# [GIVEN PROBLEM]
Reproduce the listing below verbatim, line by line, with no alterations.

# [SUPPLIED MATERIAL]
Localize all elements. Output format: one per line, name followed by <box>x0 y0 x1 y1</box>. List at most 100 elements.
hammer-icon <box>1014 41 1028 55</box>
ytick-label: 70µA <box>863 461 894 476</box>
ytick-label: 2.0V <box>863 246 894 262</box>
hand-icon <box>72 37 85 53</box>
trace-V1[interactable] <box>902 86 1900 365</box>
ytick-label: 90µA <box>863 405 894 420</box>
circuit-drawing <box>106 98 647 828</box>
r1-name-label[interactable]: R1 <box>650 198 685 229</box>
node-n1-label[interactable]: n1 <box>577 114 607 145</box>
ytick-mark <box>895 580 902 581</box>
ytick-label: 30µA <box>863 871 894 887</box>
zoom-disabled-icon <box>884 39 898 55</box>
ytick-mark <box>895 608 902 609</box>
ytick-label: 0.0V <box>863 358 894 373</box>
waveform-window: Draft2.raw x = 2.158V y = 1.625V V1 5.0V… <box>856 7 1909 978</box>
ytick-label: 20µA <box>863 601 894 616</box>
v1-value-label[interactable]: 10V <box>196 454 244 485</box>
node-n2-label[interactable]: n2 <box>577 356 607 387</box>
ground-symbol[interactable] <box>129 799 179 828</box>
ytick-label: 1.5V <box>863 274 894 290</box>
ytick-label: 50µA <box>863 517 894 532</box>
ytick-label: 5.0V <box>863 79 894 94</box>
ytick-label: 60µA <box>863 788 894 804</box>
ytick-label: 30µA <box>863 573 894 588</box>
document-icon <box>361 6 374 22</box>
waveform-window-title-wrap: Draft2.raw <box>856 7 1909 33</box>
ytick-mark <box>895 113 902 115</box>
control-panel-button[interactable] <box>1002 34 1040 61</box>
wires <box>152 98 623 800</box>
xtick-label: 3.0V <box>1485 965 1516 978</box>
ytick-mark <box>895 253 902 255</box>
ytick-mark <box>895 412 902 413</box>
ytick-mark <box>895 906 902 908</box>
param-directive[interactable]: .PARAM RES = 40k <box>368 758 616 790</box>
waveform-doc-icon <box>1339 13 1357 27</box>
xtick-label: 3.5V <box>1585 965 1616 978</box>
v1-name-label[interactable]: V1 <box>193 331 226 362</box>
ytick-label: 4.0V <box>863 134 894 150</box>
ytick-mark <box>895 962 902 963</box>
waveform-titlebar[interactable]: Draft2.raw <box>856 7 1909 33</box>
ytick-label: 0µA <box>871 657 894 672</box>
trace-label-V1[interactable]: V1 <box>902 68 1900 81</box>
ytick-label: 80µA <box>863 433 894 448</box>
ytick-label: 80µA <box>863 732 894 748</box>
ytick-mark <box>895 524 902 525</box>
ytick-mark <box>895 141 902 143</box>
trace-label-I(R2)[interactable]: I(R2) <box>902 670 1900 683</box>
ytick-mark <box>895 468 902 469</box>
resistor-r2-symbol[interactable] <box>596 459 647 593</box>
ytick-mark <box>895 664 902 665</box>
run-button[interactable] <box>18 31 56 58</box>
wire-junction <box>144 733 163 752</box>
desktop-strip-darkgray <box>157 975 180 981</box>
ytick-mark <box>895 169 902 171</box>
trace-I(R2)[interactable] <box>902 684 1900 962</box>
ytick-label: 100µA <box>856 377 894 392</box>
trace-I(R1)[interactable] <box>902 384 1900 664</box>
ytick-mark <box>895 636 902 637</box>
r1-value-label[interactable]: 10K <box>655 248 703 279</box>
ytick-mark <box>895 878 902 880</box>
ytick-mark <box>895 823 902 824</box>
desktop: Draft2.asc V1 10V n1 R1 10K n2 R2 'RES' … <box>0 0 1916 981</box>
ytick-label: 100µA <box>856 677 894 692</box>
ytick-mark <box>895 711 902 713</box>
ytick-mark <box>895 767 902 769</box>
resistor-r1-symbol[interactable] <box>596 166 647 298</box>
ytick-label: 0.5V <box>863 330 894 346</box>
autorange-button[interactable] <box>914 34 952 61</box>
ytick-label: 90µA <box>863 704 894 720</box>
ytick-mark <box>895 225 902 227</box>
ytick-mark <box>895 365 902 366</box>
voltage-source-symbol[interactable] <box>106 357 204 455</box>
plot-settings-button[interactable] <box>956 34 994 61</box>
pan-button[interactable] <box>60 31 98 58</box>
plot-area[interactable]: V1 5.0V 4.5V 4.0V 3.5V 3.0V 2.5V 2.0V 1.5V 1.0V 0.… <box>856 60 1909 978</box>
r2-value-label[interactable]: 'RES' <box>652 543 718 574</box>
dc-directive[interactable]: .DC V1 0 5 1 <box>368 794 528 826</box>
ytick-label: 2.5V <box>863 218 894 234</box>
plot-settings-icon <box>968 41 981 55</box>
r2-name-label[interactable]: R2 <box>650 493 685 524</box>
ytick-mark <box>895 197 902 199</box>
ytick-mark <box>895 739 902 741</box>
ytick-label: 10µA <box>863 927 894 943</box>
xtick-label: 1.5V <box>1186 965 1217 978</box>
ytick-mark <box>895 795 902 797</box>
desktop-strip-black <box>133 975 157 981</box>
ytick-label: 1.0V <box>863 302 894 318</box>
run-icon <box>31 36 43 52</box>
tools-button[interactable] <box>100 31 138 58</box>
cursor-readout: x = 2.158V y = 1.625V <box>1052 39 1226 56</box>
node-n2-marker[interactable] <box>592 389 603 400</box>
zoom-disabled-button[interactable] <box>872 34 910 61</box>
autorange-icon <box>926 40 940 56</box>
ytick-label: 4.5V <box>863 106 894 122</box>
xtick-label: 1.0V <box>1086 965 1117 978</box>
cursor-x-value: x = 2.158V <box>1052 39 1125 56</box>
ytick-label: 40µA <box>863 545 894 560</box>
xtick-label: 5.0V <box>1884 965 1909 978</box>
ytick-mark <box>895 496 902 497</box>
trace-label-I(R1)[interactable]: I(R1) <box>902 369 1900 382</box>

# [OUTPUT OF THE TASK]
Localize all elements. Output format: one per line, name followed by <box>x0 y0 x1 y1</box>. List at most 100 elements.
hammer-icon <box>1014 41 1028 55</box>
ytick-label: 70µA <box>863 461 894 476</box>
ytick-label: 2.0V <box>863 246 894 262</box>
hand-icon <box>72 37 85 53</box>
trace-V1[interactable] <box>902 86 1900 365</box>
ytick-label: 90µA <box>863 405 894 420</box>
circuit-drawing <box>106 98 647 828</box>
r1-name-label[interactable]: R1 <box>650 198 685 229</box>
node-n1-label[interactable]: n1 <box>577 114 607 145</box>
ytick-mark <box>895 580 902 581</box>
ytick-label: 30µA <box>863 871 894 887</box>
zoom-disabled-icon <box>884 39 898 55</box>
ytick-mark <box>895 608 902 609</box>
ytick-label: 0.0V <box>863 358 894 373</box>
waveform-window: Draft2.raw x = 2.158V y = 1.625V V1 5.0V… <box>856 7 1909 978</box>
ytick-label: 20µA <box>863 601 894 616</box>
v1-value-label[interactable]: 10V <box>196 454 244 485</box>
node-n2-label[interactable]: n2 <box>577 356 607 387</box>
ground-symbol[interactable] <box>129 799 179 828</box>
ytick-label: 1.5V <box>863 274 894 290</box>
ytick-label: 50µA <box>863 517 894 532</box>
ytick-label: 5.0V <box>863 79 894 94</box>
ytick-label: 60µA <box>863 788 894 804</box>
ytick-label: 30µA <box>863 573 894 588</box>
document-icon <box>361 6 374 22</box>
waveform-window-title-wrap: Draft2.raw <box>856 7 1909 33</box>
ytick-mark <box>895 113 902 115</box>
control-panel-button[interactable] <box>1002 34 1040 61</box>
wires <box>152 98 623 800</box>
xtick-label: 3.0V <box>1485 965 1516 978</box>
ytick-mark <box>895 253 902 255</box>
ytick-mark <box>895 412 902 413</box>
ytick-mark <box>895 906 902 908</box>
param-directive[interactable]: .PARAM RES = 40k <box>368 758 616 790</box>
waveform-doc-icon <box>1339 13 1357 27</box>
xtick-label: 3.5V <box>1585 965 1616 978</box>
v1-name-label[interactable]: V1 <box>193 331 226 362</box>
ytick-label: 4.0V <box>863 134 894 150</box>
ytick-mark <box>895 962 902 963</box>
waveform-titlebar[interactable]: Draft2.raw <box>856 7 1909 33</box>
ytick-label: 0µA <box>871 657 894 672</box>
trace-label-V1[interactable]: V1 <box>902 68 1900 81</box>
ytick-label: 80µA <box>863 433 894 448</box>
ytick-label: 80µA <box>863 732 894 748</box>
ytick-mark <box>895 524 902 525</box>
ytick-mark <box>895 141 902 143</box>
trace-label-I(R2)[interactable]: I(R2) <box>902 670 1900 683</box>
ytick-mark <box>895 468 902 469</box>
resistor-r2-symbol[interactable] <box>596 459 647 593</box>
ytick-mark <box>895 664 902 665</box>
run-button[interactable] <box>18 31 56 58</box>
wire-junction <box>144 733 163 752</box>
desktop-strip-darkgray <box>157 975 180 981</box>
ytick-mark <box>895 169 902 171</box>
trace-I(R2)[interactable] <box>902 684 1900 962</box>
ytick-label: 100µA <box>856 377 894 392</box>
trace-I(R1)[interactable] <box>902 384 1900 664</box>
ytick-mark <box>895 636 902 637</box>
r1-value-label[interactable]: 10K <box>655 248 703 279</box>
ytick-mark <box>895 878 902 880</box>
ytick-mark <box>895 823 902 824</box>
desktop: Draft2.asc V1 10V n1 R1 10K n2 R2 'RES' … <box>0 0 1916 981</box>
ytick-label: 100µA <box>856 677 894 692</box>
ytick-mark <box>895 711 902 713</box>
ytick-mark <box>895 767 902 769</box>
resistor-r1-symbol[interactable] <box>596 166 647 298</box>
ytick-label: 0.5V <box>863 330 894 346</box>
autorange-button[interactable] <box>914 34 952 61</box>
ytick-label: 90µA <box>863 704 894 720</box>
ytick-mark <box>895 225 902 227</box>
ytick-mark <box>895 365 902 366</box>
voltage-source-symbol[interactable] <box>106 357 204 455</box>
plot-settings-button[interactable] <box>956 34 994 61</box>
pan-button[interactable] <box>60 31 98 58</box>
plot-area[interactable]: V1 5.0V 4.5V 4.0V 3.5V 3.0V 2.5V 2.0V 1.5V 1.0V 0.… <box>856 60 1909 978</box>
r2-value-label[interactable]: 'RES' <box>652 543 718 574</box>
dc-directive[interactable]: .DC V1 0 5 1 <box>368 794 528 826</box>
ytick-label: 2.5V <box>863 218 894 234</box>
plot-settings-icon <box>968 41 981 55</box>
r2-name-label[interactable]: R2 <box>650 493 685 524</box>
ytick-mark <box>895 197 902 199</box>
ytick-mark <box>895 739 902 741</box>
ytick-label: 10µA <box>863 927 894 943</box>
xtick-label: 1.5V <box>1186 965 1217 978</box>
ytick-mark <box>895 795 902 797</box>
desktop-strip-black <box>133 975 157 981</box>
ytick-label: 1.0V <box>863 302 894 318</box>
run-icon <box>31 36 43 52</box>
tools-button[interactable] <box>100 31 138 58</box>
cursor-readout: x = 2.158V y = 1.625V <box>1052 39 1226 56</box>
node-n2-marker[interactable] <box>592 389 603 400</box>
zoom-disabled-button[interactable] <box>872 34 910 61</box>
autorange-icon <box>926 40 940 56</box>
ytick-label: 4.5V <box>863 106 894 122</box>
xtick-label: 1.0V <box>1086 965 1117 978</box>
cursor-x-value: x = 2.158V <box>1052 39 1125 56</box>
ytick-label: 40µA <box>863 545 894 560</box>
xtick-label: 5.0V <box>1884 965 1909 978</box>
ytick-mark <box>895 496 902 497</box>
trace-label-I(R1)[interactable]: I(R1) <box>902 369 1900 382</box>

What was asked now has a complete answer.